• EXERCISE DESCRIPTION
Every line below is to be copied exactly, with the pictures left out.

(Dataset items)
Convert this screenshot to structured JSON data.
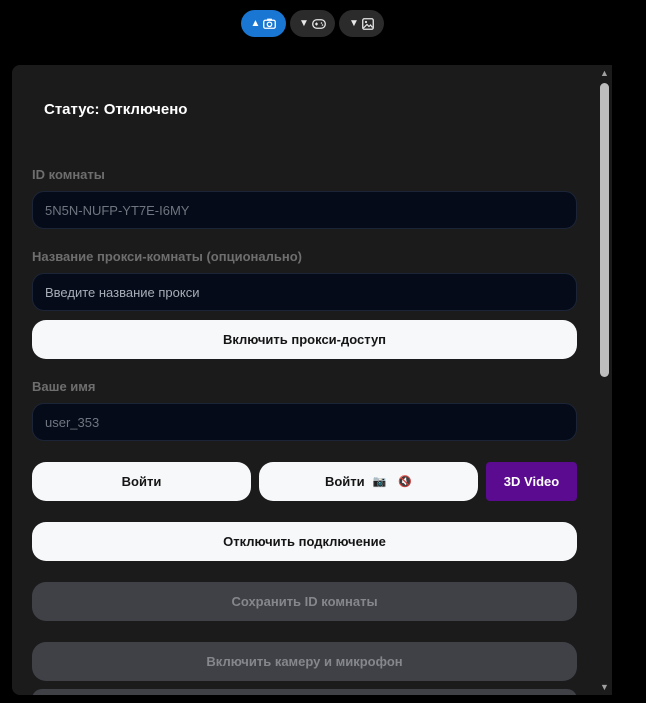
{
  "toolbar": {
    "buttons": [
      {
        "arrow": "▲",
        "icon": "camera-icon",
        "active": true
      },
      {
        "arrow": "▼",
        "icon": "gamepad-icon",
        "active": false
      },
      {
        "arrow": "▼",
        "icon": "image-icon",
        "active": false
      }
    ]
  },
  "status": {
    "text": "Статус: Отключено"
  },
  "room": {
    "label": "ID комнаты",
    "value": "5N5N-NUFP-YT7E-I6MY"
  },
  "proxy": {
    "label": "Название прокси-комнаты (опционально)",
    "placeholder": "Введите название прокси",
    "enable_label": "Включить прокси-доступ"
  },
  "user": {
    "label": "Ваше имя",
    "value": "user_353"
  },
  "actions": {
    "join_label": "Войти",
    "join_media_label": "Войти",
    "join_media_icons": [
      "📷",
      "🔇"
    ],
    "video3d_label": "3D Video",
    "disconnect_label": "Отключить подключение",
    "save_room_label": "Сохранить ID комнаты",
    "enable_media_label": "Включить камеру и микрофон"
  },
  "colors": {
    "accent": "#1976d2",
    "purple": "#5a0b8f",
    "panel": "#1b1b1b",
    "field": "#050b18"
  }
}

• RESPONSE TO THE TASK
Convert this screenshot to structured JSON data.
{
  "toolbar": {
    "buttons": [
      {
        "arrow": "▲",
        "icon": "camera-icon",
        "active": true
      },
      {
        "arrow": "▼",
        "icon": "gamepad-icon",
        "active": false
      },
      {
        "arrow": "▼",
        "icon": "image-icon",
        "active": false
      }
    ]
  },
  "status": {
    "text": "Статус: Отключено"
  },
  "room": {
    "label": "ID комнаты",
    "value": "5N5N-NUFP-YT7E-I6MY"
  },
  "proxy": {
    "label": "Название прокси-комнаты (опционально)",
    "placeholder": "Введите название прокси",
    "enable_label": "Включить прокси-доступ"
  },
  "user": {
    "label": "Ваше имя",
    "value": "user_353"
  },
  "actions": {
    "join_label": "Войти",
    "join_media_label": "Войти",
    "join_media_icons": [
      "📷",
      "🔇"
    ],
    "video3d_label": "3D Video",
    "disconnect_label": "Отключить подключение",
    "save_room_label": "Сохранить ID комнаты",
    "enable_media_label": "Включить камеру и микрофон"
  },
  "colors": {
    "accent": "#1976d2",
    "purple": "#5a0b8f",
    "panel": "#1b1b1b",
    "field": "#050b18"
  }
}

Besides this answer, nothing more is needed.